== WRITTEN EXERCISE ==
Exclude the pictures and retype the entries as written.

== EXCERPTED DATA ==
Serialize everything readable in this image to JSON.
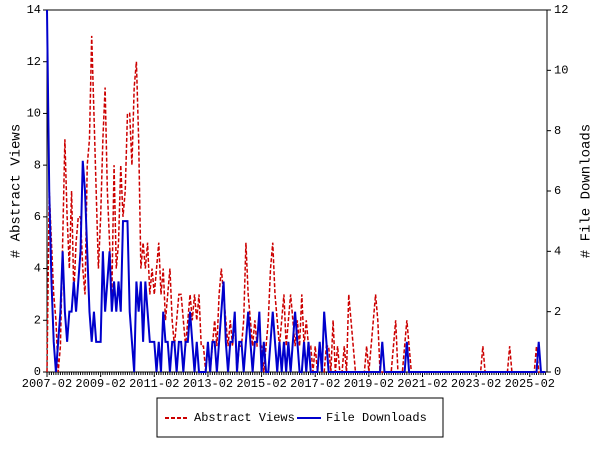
{
  "chart_data": {
    "type": "line",
    "y_label": "# Abstract Views",
    "y2_label": "# File Downloads",
    "categories": [
      "2007-02",
      null,
      null,
      null,
      null,
      null,
      null,
      null,
      null,
      null,
      null,
      null,
      null,
      null,
      null,
      null,
      null,
      null,
      null,
      null,
      null,
      null,
      null,
      null,
      "2009-02",
      null,
      null,
      null,
      null,
      null,
      null,
      null,
      null,
      null,
      null,
      null,
      null,
      null,
      null,
      null,
      null,
      null,
      null,
      null,
      null,
      null,
      null,
      null,
      "2011-02",
      null,
      null,
      null,
      null,
      null,
      null,
      null,
      null,
      null,
      null,
      null,
      null,
      null,
      null,
      null,
      null,
      null,
      null,
      null,
      null,
      null,
      null,
      null,
      "2013-02",
      null,
      null,
      null,
      null,
      null,
      null,
      null,
      null,
      null,
      null,
      null,
      null,
      null,
      null,
      null,
      null,
      null,
      null,
      null,
      null,
      null,
      null,
      null,
      "2015-02",
      null,
      null,
      null,
      null,
      null,
      null,
      null,
      null,
      null,
      null,
      null,
      null,
      null,
      null,
      null,
      null,
      null,
      null,
      null,
      null,
      null,
      null,
      null,
      "2017-02",
      null,
      null,
      null,
      null,
      null,
      null,
      null,
      null,
      null,
      null,
      null,
      null,
      null,
      null,
      null,
      null,
      null,
      null,
      null,
      null,
      null,
      null,
      null,
      "2019-02",
      null,
      null,
      null,
      null,
      null,
      null,
      null,
      null,
      null,
      null,
      null,
      null,
      null,
      null,
      null,
      null,
      null,
      null,
      null,
      null,
      null,
      null,
      null,
      "2021-02",
      null,
      null,
      null,
      null,
      null,
      null,
      null,
      null,
      null,
      null,
      null,
      null,
      null,
      null,
      null,
      null,
      null,
      null,
      null,
      null,
      null,
      null,
      null,
      "2023-02",
      null,
      null,
      null,
      null,
      null,
      null,
      null,
      null,
      null,
      null,
      null,
      null,
      null,
      null,
      null,
      null,
      null,
      null,
      null,
      null,
      null,
      null,
      null,
      "2025-02",
      null,
      null,
      null,
      null,
      null,
      null,
      null
    ],
    "series": [
      {
        "name": "Abstract Views",
        "color": "#cc0000",
        "dash": true,
        "values": [
          0,
          7,
          5,
          3,
          2,
          0,
          1,
          5,
          9,
          6,
          4,
          7,
          3,
          5,
          6,
          6,
          4,
          3,
          8,
          9,
          13,
          10,
          7,
          4,
          6,
          9,
          11,
          7,
          5,
          3,
          8,
          4,
          5,
          8,
          6,
          7,
          10,
          10,
          8,
          11,
          12,
          9,
          4,
          5,
          4,
          5,
          3,
          4,
          3,
          4,
          5,
          3,
          4,
          2,
          3,
          4,
          2,
          1,
          2,
          3,
          3,
          2,
          1,
          2,
          3,
          2,
          3,
          2,
          3,
          1,
          1,
          0,
          1,
          0,
          1,
          2,
          1,
          3,
          4,
          3,
          2,
          1,
          2,
          1,
          2,
          0,
          1,
          1,
          2,
          5,
          3,
          2,
          1,
          2,
          1,
          1,
          1,
          0,
          1,
          2,
          4,
          5,
          3,
          2,
          1,
          2,
          3,
          1,
          2,
          3,
          2,
          1,
          2,
          1,
          3,
          1,
          2,
          1,
          1,
          0,
          1,
          0,
          1,
          0,
          0,
          1,
          1,
          0,
          2,
          0,
          1,
          0,
          0,
          1,
          0,
          3,
          2,
          1,
          0,
          0,
          0,
          0,
          0,
          1,
          0,
          1,
          2,
          3,
          2,
          0,
          0,
          0,
          0,
          0,
          0,
          1,
          2,
          0,
          0,
          0,
          1,
          2,
          1,
          0,
          0,
          0,
          0,
          0,
          0,
          0,
          0,
          0,
          0,
          0,
          0,
          0,
          0,
          0,
          0,
          0,
          0,
          0,
          0,
          0,
          0,
          0,
          0,
          0,
          0,
          0,
          0,
          0,
          0,
          0,
          0,
          1,
          0,
          0,
          0,
          0,
          0,
          0,
          0,
          0,
          0,
          0,
          0,
          1,
          0,
          0,
          0,
          0,
          0,
          0,
          0,
          0,
          0,
          0,
          0,
          1,
          0,
          0,
          0,
          0
        ]
      },
      {
        "name": "File Downloads",
        "color": "#0000cc",
        "axis": "y2",
        "values": [
          12,
          6,
          3,
          1,
          0,
          1,
          2,
          4,
          2,
          1,
          2,
          2,
          3,
          2,
          3,
          4,
          7,
          6,
          4,
          2,
          1,
          2,
          1,
          1,
          1,
          4,
          2,
          3,
          4,
          2,
          3,
          2,
          3,
          2,
          5,
          5,
          5,
          2,
          1,
          0,
          3,
          2,
          3,
          1,
          3,
          2,
          1,
          1,
          1,
          0,
          1,
          0,
          2,
          1,
          1,
          0,
          1,
          1,
          0,
          1,
          1,
          0,
          1,
          1,
          2,
          1,
          0,
          1,
          0,
          0,
          0,
          0,
          1,
          0,
          1,
          1,
          0,
          1,
          2,
          3,
          1,
          0,
          1,
          1,
          2,
          0,
          1,
          1,
          0,
          1,
          2,
          1,
          0,
          1,
          1,
          2,
          0,
          1,
          0,
          0,
          1,
          2,
          1,
          0,
          1,
          0,
          1,
          0,
          1,
          0,
          1,
          2,
          1,
          0,
          0,
          1,
          0,
          1,
          0,
          0,
          0,
          0,
          1,
          0,
          2,
          1,
          0,
          0,
          0,
          0,
          0,
          0,
          0,
          0,
          0,
          0,
          0,
          0,
          0,
          0,
          0,
          0,
          0,
          0,
          0,
          0,
          0,
          0,
          0,
          0,
          1,
          0,
          0,
          0,
          0,
          0,
          0,
          0,
          0,
          0,
          0,
          1,
          0,
          0,
          0,
          0,
          0,
          0,
          0,
          0,
          0,
          0,
          0,
          0,
          0,
          0,
          0,
          0,
          0,
          0,
          0,
          0,
          0,
          0,
          0,
          0,
          0,
          0,
          0,
          0,
          0,
          0,
          0,
          0,
          0,
          0,
          0,
          0,
          0,
          0,
          0,
          0,
          0,
          0,
          0,
          0,
          0,
          0,
          0,
          0,
          0,
          0,
          0,
          0,
          0,
          0,
          0,
          0,
          0,
          0,
          1,
          0,
          0,
          0
        ]
      }
    ],
    "ylim": [
      0,
      14
    ],
    "yticks": [
      0,
      2,
      4,
      6,
      8,
      10,
      12,
      14
    ],
    "y2lim": [
      0,
      12
    ],
    "y2ticks": [
      0,
      2,
      4,
      6,
      8,
      10,
      12
    ],
    "grid": false,
    "legend": "bottom"
  }
}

== RESPONSE TO THIS TASK ==
Serialize everything readable in this image to JSON.
{
  "chart_data": {
    "type": "line",
    "y_label": "# Abstract Views",
    "y2_label": "# File Downloads",
    "categories": [
      "2007-02",
      null,
      null,
      null,
      null,
      null,
      null,
      null,
      null,
      null,
      null,
      null,
      null,
      null,
      null,
      null,
      null,
      null,
      null,
      null,
      null,
      null,
      null,
      null,
      "2009-02",
      null,
      null,
      null,
      null,
      null,
      null,
      null,
      null,
      null,
      null,
      null,
      null,
      null,
      null,
      null,
      null,
      null,
      null,
      null,
      null,
      null,
      null,
      null,
      "2011-02",
      null,
      null,
      null,
      null,
      null,
      null,
      null,
      null,
      null,
      null,
      null,
      null,
      null,
      null,
      null,
      null,
      null,
      null,
      null,
      null,
      null,
      null,
      null,
      "2013-02",
      null,
      null,
      null,
      null,
      null,
      null,
      null,
      null,
      null,
      null,
      null,
      null,
      null,
      null,
      null,
      null,
      null,
      null,
      null,
      null,
      null,
      null,
      null,
      "2015-02",
      null,
      null,
      null,
      null,
      null,
      null,
      null,
      null,
      null,
      null,
      null,
      null,
      null,
      null,
      null,
      null,
      null,
      null,
      null,
      null,
      null,
      null,
      null,
      "2017-02",
      null,
      null,
      null,
      null,
      null,
      null,
      null,
      null,
      null,
      null,
      null,
      null,
      null,
      null,
      null,
      null,
      null,
      null,
      null,
      null,
      null,
      null,
      null,
      "2019-02",
      null,
      null,
      null,
      null,
      null,
      null,
      null,
      null,
      null,
      null,
      null,
      null,
      null,
      null,
      null,
      null,
      null,
      null,
      null,
      null,
      null,
      null,
      null,
      "2021-02",
      null,
      null,
      null,
      null,
      null,
      null,
      null,
      null,
      null,
      null,
      null,
      null,
      null,
      null,
      null,
      null,
      null,
      null,
      null,
      null,
      null,
      null,
      null,
      "2023-02",
      null,
      null,
      null,
      null,
      null,
      null,
      null,
      null,
      null,
      null,
      null,
      null,
      null,
      null,
      null,
      null,
      null,
      null,
      null,
      null,
      null,
      null,
      null,
      "2025-02",
      null,
      null,
      null,
      null,
      null,
      null,
      null
    ],
    "series": [
      {
        "name": "Abstract Views",
        "color": "#cc0000",
        "dash": true,
        "values": [
          0,
          7,
          5,
          3,
          2,
          0,
          1,
          5,
          9,
          6,
          4,
          7,
          3,
          5,
          6,
          6,
          4,
          3,
          8,
          9,
          13,
          10,
          7,
          4,
          6,
          9,
          11,
          7,
          5,
          3,
          8,
          4,
          5,
          8,
          6,
          7,
          10,
          10,
          8,
          11,
          12,
          9,
          4,
          5,
          4,
          5,
          3,
          4,
          3,
          4,
          5,
          3,
          4,
          2,
          3,
          4,
          2,
          1,
          2,
          3,
          3,
          2,
          1,
          2,
          3,
          2,
          3,
          2,
          3,
          1,
          1,
          0,
          1,
          0,
          1,
          2,
          1,
          3,
          4,
          3,
          2,
          1,
          2,
          1,
          2,
          0,
          1,
          1,
          2,
          5,
          3,
          2,
          1,
          2,
          1,
          1,
          1,
          0,
          1,
          2,
          4,
          5,
          3,
          2,
          1,
          2,
          3,
          1,
          2,
          3,
          2,
          1,
          2,
          1,
          3,
          1,
          2,
          1,
          1,
          0,
          1,
          0,
          1,
          0,
          0,
          1,
          1,
          0,
          2,
          0,
          1,
          0,
          0,
          1,
          0,
          3,
          2,
          1,
          0,
          0,
          0,
          0,
          0,
          1,
          0,
          1,
          2,
          3,
          2,
          0,
          0,
          0,
          0,
          0,
          0,
          1,
          2,
          0,
          0,
          0,
          1,
          2,
          1,
          0,
          0,
          0,
          0,
          0,
          0,
          0,
          0,
          0,
          0,
          0,
          0,
          0,
          0,
          0,
          0,
          0,
          0,
          0,
          0,
          0,
          0,
          0,
          0,
          0,
          0,
          0,
          0,
          0,
          0,
          0,
          0,
          1,
          0,
          0,
          0,
          0,
          0,
          0,
          0,
          0,
          0,
          0,
          0,
          1,
          0,
          0,
          0,
          0,
          0,
          0,
          0,
          0,
          0,
          0,
          0,
          1,
          0,
          0,
          0,
          0
        ]
      },
      {
        "name": "File Downloads",
        "color": "#0000cc",
        "axis": "y2",
        "values": [
          12,
          6,
          3,
          1,
          0,
          1,
          2,
          4,
          2,
          1,
          2,
          2,
          3,
          2,
          3,
          4,
          7,
          6,
          4,
          2,
          1,
          2,
          1,
          1,
          1,
          4,
          2,
          3,
          4,
          2,
          3,
          2,
          3,
          2,
          5,
          5,
          5,
          2,
          1,
          0,
          3,
          2,
          3,
          1,
          3,
          2,
          1,
          1,
          1,
          0,
          1,
          0,
          2,
          1,
          1,
          0,
          1,
          1,
          0,
          1,
          1,
          0,
          1,
          1,
          2,
          1,
          0,
          1,
          0,
          0,
          0,
          0,
          1,
          0,
          1,
          1,
          0,
          1,
          2,
          3,
          1,
          0,
          1,
          1,
          2,
          0,
          1,
          1,
          0,
          1,
          2,
          1,
          0,
          1,
          1,
          2,
          0,
          1,
          0,
          0,
          1,
          2,
          1,
          0,
          1,
          0,
          1,
          0,
          1,
          0,
          1,
          2,
          1,
          0,
          0,
          1,
          0,
          1,
          0,
          0,
          0,
          0,
          1,
          0,
          2,
          1,
          0,
          0,
          0,
          0,
          0,
          0,
          0,
          0,
          0,
          0,
          0,
          0,
          0,
          0,
          0,
          0,
          0,
          0,
          0,
          0,
          0,
          0,
          0,
          0,
          1,
          0,
          0,
          0,
          0,
          0,
          0,
          0,
          0,
          0,
          0,
          1,
          0,
          0,
          0,
          0,
          0,
          0,
          0,
          0,
          0,
          0,
          0,
          0,
          0,
          0,
          0,
          0,
          0,
          0,
          0,
          0,
          0,
          0,
          0,
          0,
          0,
          0,
          0,
          0,
          0,
          0,
          0,
          0,
          0,
          0,
          0,
          0,
          0,
          0,
          0,
          0,
          0,
          0,
          0,
          0,
          0,
          0,
          0,
          0,
          0,
          0,
          0,
          0,
          0,
          0,
          0,
          0,
          0,
          0,
          1,
          0,
          0,
          0
        ]
      }
    ],
    "ylim": [
      0,
      14
    ],
    "yticks": [
      0,
      2,
      4,
      6,
      8,
      10,
      12,
      14
    ],
    "y2lim": [
      0,
      12
    ],
    "y2ticks": [
      0,
      2,
      4,
      6,
      8,
      10,
      12
    ],
    "grid": false,
    "legend": "bottom"
  }
}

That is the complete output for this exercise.